Objective:
Answer with one number: the count of lines in the listing below that hold the word "Ctrl".

Data extract:
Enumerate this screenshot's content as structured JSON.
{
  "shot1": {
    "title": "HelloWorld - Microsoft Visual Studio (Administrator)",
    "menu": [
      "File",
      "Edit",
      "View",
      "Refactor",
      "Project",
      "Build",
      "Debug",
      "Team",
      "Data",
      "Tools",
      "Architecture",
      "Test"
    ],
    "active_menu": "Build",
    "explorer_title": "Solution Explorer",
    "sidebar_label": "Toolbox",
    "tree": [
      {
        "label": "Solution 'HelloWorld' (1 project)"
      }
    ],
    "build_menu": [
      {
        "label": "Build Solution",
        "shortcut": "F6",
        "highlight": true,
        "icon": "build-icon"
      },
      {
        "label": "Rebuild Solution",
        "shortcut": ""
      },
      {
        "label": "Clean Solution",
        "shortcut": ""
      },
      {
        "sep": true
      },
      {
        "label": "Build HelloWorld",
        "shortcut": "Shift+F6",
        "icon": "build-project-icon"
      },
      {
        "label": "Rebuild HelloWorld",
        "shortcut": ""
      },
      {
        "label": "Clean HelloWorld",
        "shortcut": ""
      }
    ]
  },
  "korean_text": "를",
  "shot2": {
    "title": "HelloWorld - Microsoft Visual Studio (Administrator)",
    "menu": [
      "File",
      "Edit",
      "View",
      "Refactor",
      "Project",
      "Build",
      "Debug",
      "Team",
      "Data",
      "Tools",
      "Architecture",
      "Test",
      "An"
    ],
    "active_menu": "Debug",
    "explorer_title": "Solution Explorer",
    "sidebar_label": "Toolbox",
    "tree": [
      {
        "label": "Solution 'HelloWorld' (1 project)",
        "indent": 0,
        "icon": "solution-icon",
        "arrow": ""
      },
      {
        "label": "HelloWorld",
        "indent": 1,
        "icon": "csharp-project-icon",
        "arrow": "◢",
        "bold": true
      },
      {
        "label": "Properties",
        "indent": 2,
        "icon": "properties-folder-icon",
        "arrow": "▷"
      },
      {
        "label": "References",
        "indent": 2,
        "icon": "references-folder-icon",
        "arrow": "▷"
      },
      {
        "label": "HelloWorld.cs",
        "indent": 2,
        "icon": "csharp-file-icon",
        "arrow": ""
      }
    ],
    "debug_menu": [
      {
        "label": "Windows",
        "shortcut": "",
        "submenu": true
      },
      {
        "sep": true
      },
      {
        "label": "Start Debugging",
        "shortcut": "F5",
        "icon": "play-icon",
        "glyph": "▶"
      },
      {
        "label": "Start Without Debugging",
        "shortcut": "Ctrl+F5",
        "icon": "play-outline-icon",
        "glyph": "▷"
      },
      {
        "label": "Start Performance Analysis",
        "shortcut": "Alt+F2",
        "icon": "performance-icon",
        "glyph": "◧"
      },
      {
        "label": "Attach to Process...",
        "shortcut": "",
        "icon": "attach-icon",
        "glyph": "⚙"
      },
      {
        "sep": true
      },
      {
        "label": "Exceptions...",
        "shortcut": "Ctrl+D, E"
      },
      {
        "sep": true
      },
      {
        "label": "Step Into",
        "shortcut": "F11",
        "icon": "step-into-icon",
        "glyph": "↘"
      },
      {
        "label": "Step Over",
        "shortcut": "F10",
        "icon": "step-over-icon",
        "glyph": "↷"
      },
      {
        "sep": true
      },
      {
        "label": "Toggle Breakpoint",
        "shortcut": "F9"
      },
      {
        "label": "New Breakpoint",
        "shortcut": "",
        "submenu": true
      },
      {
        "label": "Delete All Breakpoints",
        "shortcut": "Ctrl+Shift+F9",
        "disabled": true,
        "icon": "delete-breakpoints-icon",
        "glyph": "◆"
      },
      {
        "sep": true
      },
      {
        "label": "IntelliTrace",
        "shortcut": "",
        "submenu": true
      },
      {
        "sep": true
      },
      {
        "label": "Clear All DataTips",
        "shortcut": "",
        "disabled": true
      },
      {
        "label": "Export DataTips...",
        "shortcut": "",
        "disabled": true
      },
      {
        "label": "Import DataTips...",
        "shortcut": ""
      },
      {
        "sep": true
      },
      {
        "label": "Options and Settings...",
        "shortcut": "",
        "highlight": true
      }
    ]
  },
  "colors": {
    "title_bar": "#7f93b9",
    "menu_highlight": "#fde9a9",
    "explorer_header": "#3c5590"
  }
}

Result for this task:
3